Exercise aim = Reproduce each line bearing the word "此时电路中的电流".

Data entries =
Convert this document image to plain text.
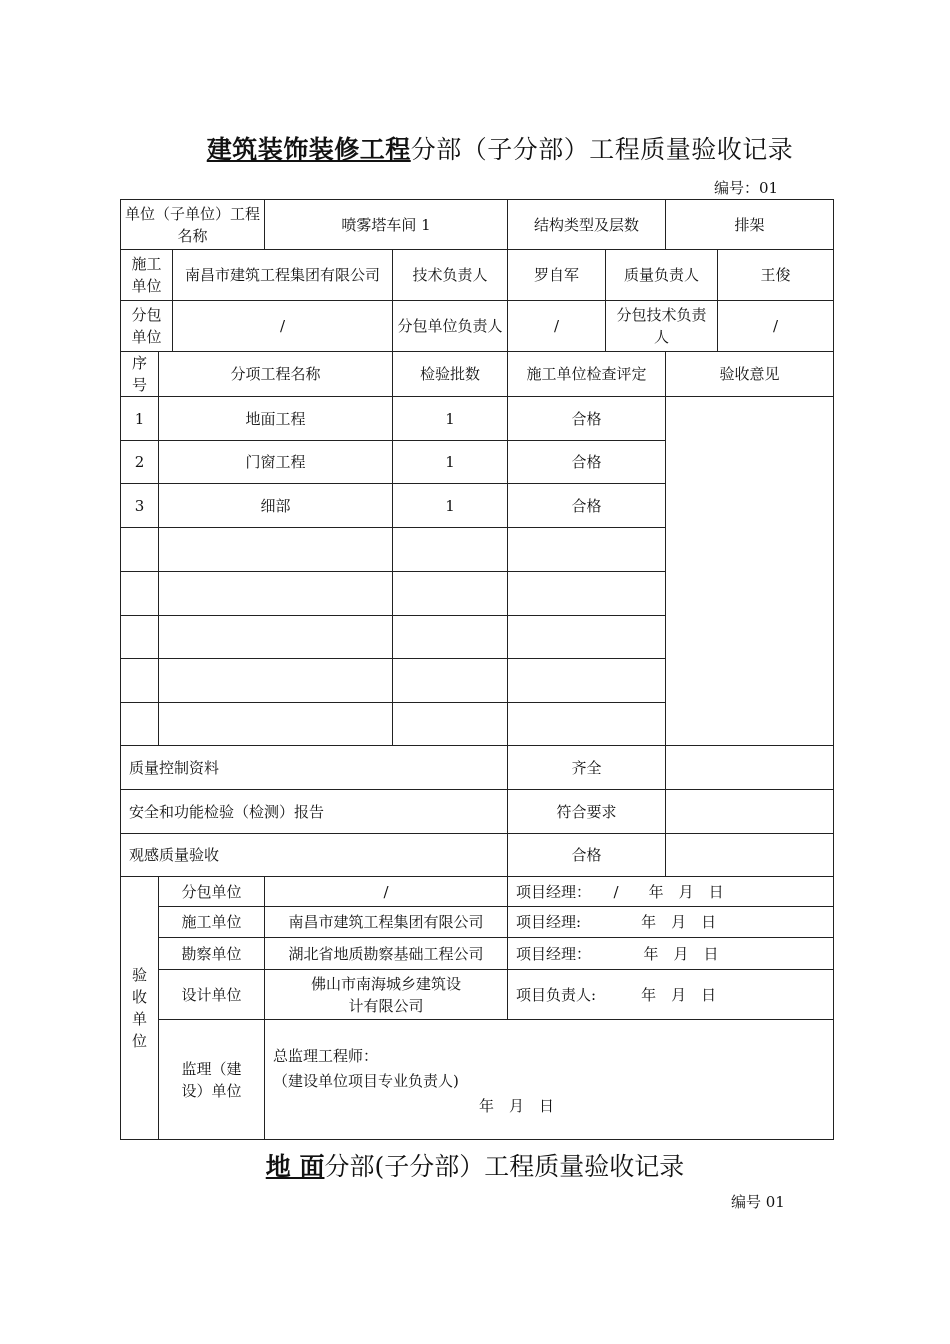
建筑装饰装修工程分部（子分部）工程质量验收记录
编号：01
单位（子单位）工程名称			喷雾塔车间 1		结构类型及层数		排架	
施工单位		南昌市建筑工程集团有限公司		技术负责人	罗自军	质量负责人		王俊
分包单位		/		分包单位负责人	/	分包技术负责人		/
序号	分项工程名称			检验批数	施工单位检查评定		验收意见	
1	地面工程			1	合格			
2	门窗工程			1	合格			
3	细部			1	合格			

质量控制资料					齐全			
安全和功能检验（检测）报告					符合要求			
观感质量验收					合格			
验收单位	分包单位		/		项目经理：　　/　　年　月　日			
	施工单位		南昌市建筑工程集团有限公司		项目经理:　　　　年　月　日			
	勘察单位		湖北省地质勘察基础工程公司		项目经理：　　　　年　月　日			
	设计单位		佛山市南海城乡建筑设计有限公司		项目负责人:　　　年　月　日			
	监理（建设）单位		总监理工程师：
（建设单位项目专业负责人)
年　月　日					
地 面分部(子分部）工程质量验收记录
编号 01
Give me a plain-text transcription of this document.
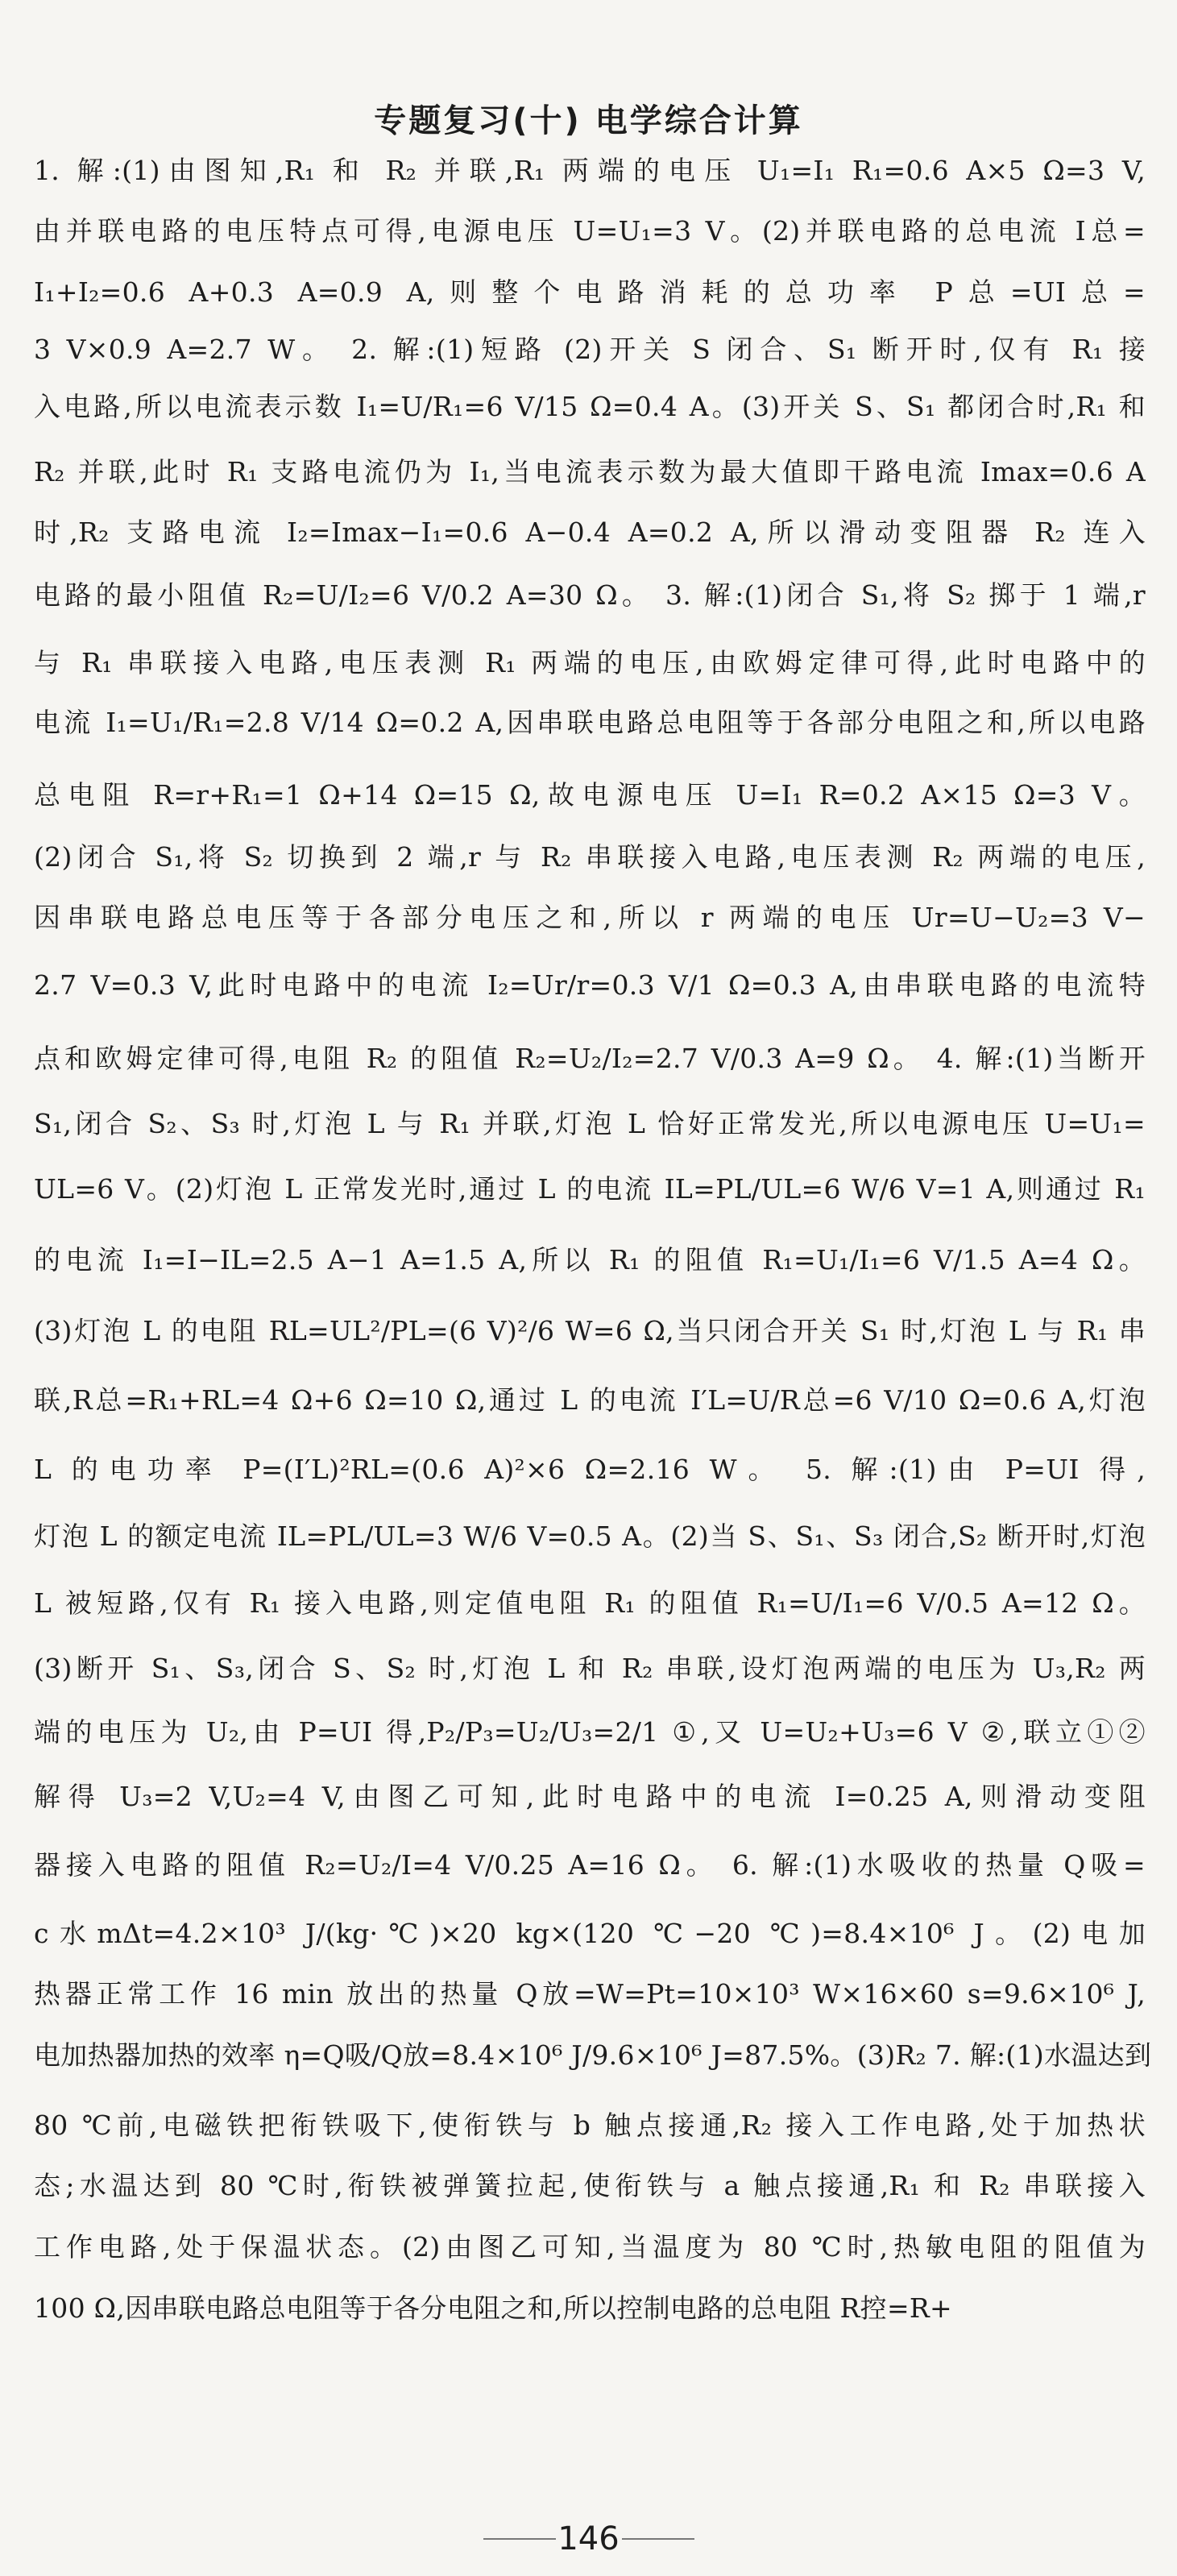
专题复习(十) 电学综合计算
1. 解:(1)由图知,R₁ 和 R₂ 并联,R₁ 两端的电压 U₁=I₁ R₁=0.6 A×5 Ω=3 V,
由并联电路的电压特点可得,电源电压 U=U₁=3 V。(2)并联电路的总电流 I总=
I₁+I₂=0.6 A+0.3 A=0.9 A,则整个电路消耗的总功率 P总=UI总=
3 V×0.9 A=2.7 W。 2. 解:(1)短路 (2)开关 S 闭合、S₁ 断开时,仅有 R₁ 接
入电路,所以电流表示数 I₁=U/R₁=6 V/15 Ω=0.4 A。(3)开关 S、S₁ 都闭合时,R₁ 和
R₂ 并联,此时 R₁ 支路电流仍为 I₁,当电流表示数为最大值即干路电流 Imax=0.6 A
时,R₂ 支路电流 I₂=Imax−I₁=0.6 A−0.4 A=0.2 A,所以滑动变阻器 R₂ 连入
电路的最小阻值 R₂=U/I₂=6 V/0.2 A=30 Ω。 3. 解:(1)闭合 S₁,将 S₂ 掷于 1 端,r
与 R₁ 串联接入电路,电压表测 R₁ 两端的电压,由欧姆定律可得,此时电路中的
电流 I₁=U₁/R₁=2.8 V/14 Ω=0.2 A,因串联电路总电阻等于各部分电阻之和,所以电路
总电阻 R=r+R₁=1 Ω+14 Ω=15 Ω,故电源电压 U=I₁ R=0.2 A×15 Ω=3 V。
(2)闭合 S₁,将 S₂ 切换到 2 端,r 与 R₂ 串联接入电路,电压表测 R₂ 两端的电压,
因串联电路总电压等于各部分电压之和,所以 r 两端的电压 Ur=U−U₂=3 V−
2.7 V=0.3 V,此时电路中的电流 I₂=Ur/r=0.3 V/1 Ω=0.3 A,由串联电路的电流特
点和欧姆定律可得,电阻 R₂ 的阻值 R₂=U₂/I₂=2.7 V/0.3 A=9 Ω。 4. 解:(1)当断开
S₁,闭合 S₂、S₃ 时,灯泡 L 与 R₁ 并联,灯泡 L 恰好正常发光,所以电源电压 U=U₁=
UL=6 V。(2)灯泡 L 正常发光时,通过 L 的电流 IL=PL/UL=6 W/6 V=1 A,则通过 R₁
的电流 I₁=I−IL=2.5 A−1 A=1.5 A,所以 R₁ 的阻值 R₁=U₁/I₁=6 V/1.5 A=4 Ω。
(3)灯泡 L 的电阻 RL=UL²/PL=(6 V)²/6 W=6 Ω,当只闭合开关 S₁ 时,灯泡 L 与 R₁ 串
联,R总=R₁+RL=4 Ω+6 Ω=10 Ω,通过 L 的电流 I′L=U/R总=6 V/10 Ω=0.6 A,灯泡
L 的电功率 P=(I′L)²RL=(0.6 A)²×6 Ω=2.16 W。 5. 解:(1)由 P=UI 得,
灯泡 L 的额定电流 IL=PL/UL=3 W/6 V=0.5 A。(2)当 S、S₁、S₃ 闭合,S₂ 断开时,灯泡
L 被短路,仅有 R₁ 接入电路,则定值电阻 R₁ 的阻值 R₁=U/I₁=6 V/0.5 A=12 Ω。
(3)断开 S₁、S₃,闭合 S、S₂ 时,灯泡 L 和 R₂ 串联,设灯泡两端的电压为 U₃,R₂ 两
端的电压为 U₂,由 P=UI 得,P₂/P₃=U₂/U₃=2/1 ①,又 U=U₂+U₃=6 V ②,联立①②
解得 U₃=2 V,U₂=4 V,由图乙可知,此时电路中的电流 I=0.25 A,则滑动变阻
器接入电路的阻值 R₂=U₂/I=4 V/0.25 A=16 Ω。 6. 解:(1)水吸收的热量 Q吸=
c水mΔt=4.2×10³ J/(kg·℃)×20 kg×(120 ℃−20 ℃)=8.4×10⁶ J。(2)电加
热器正常工作 16 min 放出的热量 Q放=W=Pt=10×10³ W×16×60 s=9.6×10⁶ J,
电加热器加热的效率 η=Q吸/Q放=8.4×10⁶ J/9.6×10⁶ J=87.5%。(3)R₂ 7. 解:(1)水温达到
80 ℃前,电磁铁把衔铁吸下,使衔铁与 b 触点接通,R₂ 接入工作电路,处于加热状
态;水温达到 80 ℃时,衔铁被弹簧拉起,使衔铁与 a 触点接通,R₁ 和 R₂ 串联接入
工作电路,处于保温状态。(2)由图乙可知,当温度为 80 ℃时,热敏电阻的阻值为
100 Ω,因串联电路总电阻等于各分电阻之和,所以控制电路的总电阻 R控=R+
146
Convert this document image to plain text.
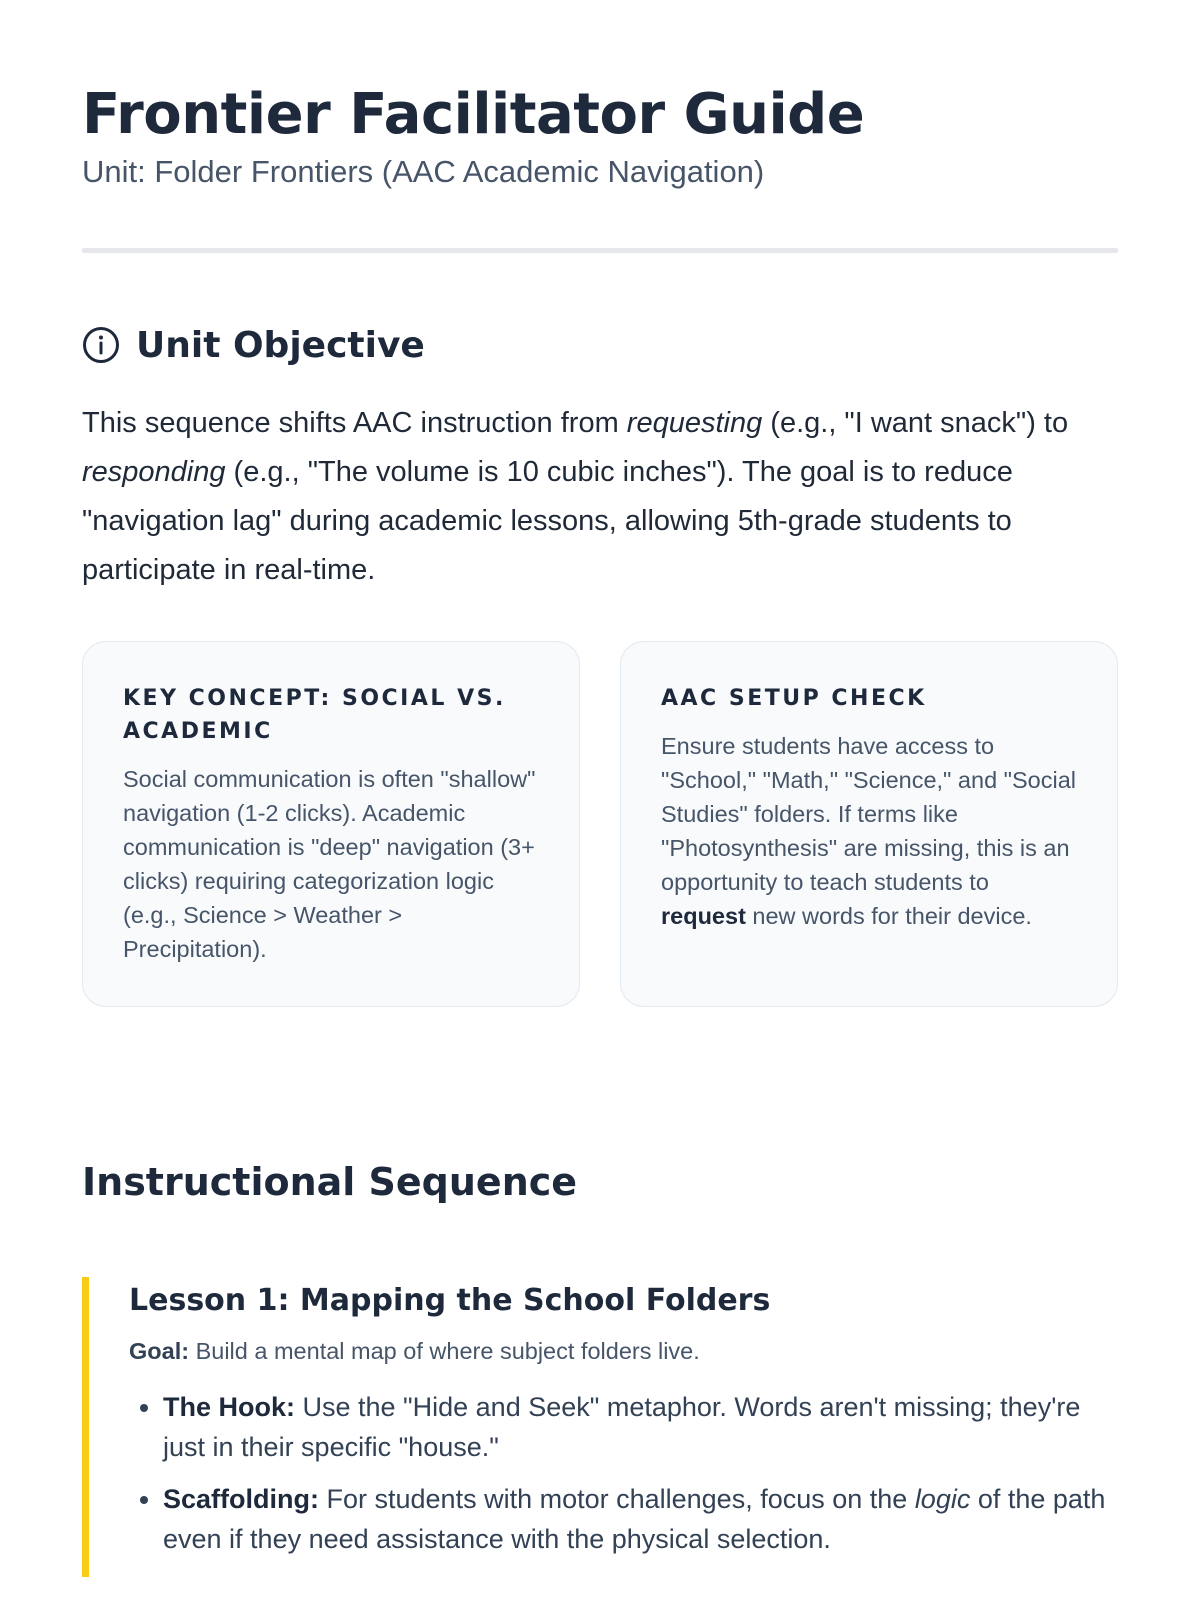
Frontier Facilitator Guide

Unit: Folder Frontiers (AAC Academic Navigation)

Unit Objective

This sequence shifts AAC instruction from requesting (e.g., "I want snack") to responding (e.g., "The volume is 10 cubic inches"). The goal is to reduce "navigation lag" during academic lessons, allowing 5th-grade students to participate in real-time.

KEY CONCEPT: SOCIAL VS. ACADEMIC

Social communication is often "shallow" navigation (1-2 clicks). Academic communication is "deep" navigation (3+ clicks) requiring categorization logic (e.g., Science > Weather > Precipitation).

AAC SETUP CHECK

Ensure students have access to "School," "Math," "Science," and "Social Studies" folders. If terms like "Photosynthesis" are missing, this is an opportunity to teach students to request new words for their device.

Instructional Sequence
Lesson 1: Mapping the School Folders

Goal: Build a mental map of where subject folders live.

• The Hook: Use the "Hide and Seek" metaphor. Words aren't missing; they're just in their specific "house."
• Scaffolding: For students with motor challenges, focus on the logic of the path even if they need assistance with the physical selection.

Result of the task =
2.7 V=0.3 V,此时电路中的电流 I₂=Ur/r=0.3 V/1 Ω=0.3 A,由串联电路的电流特
解得 U₃=2 V,U₂=4 V,由图乙可知,此时电路中的电流 I=0.25 A,则滑动变阻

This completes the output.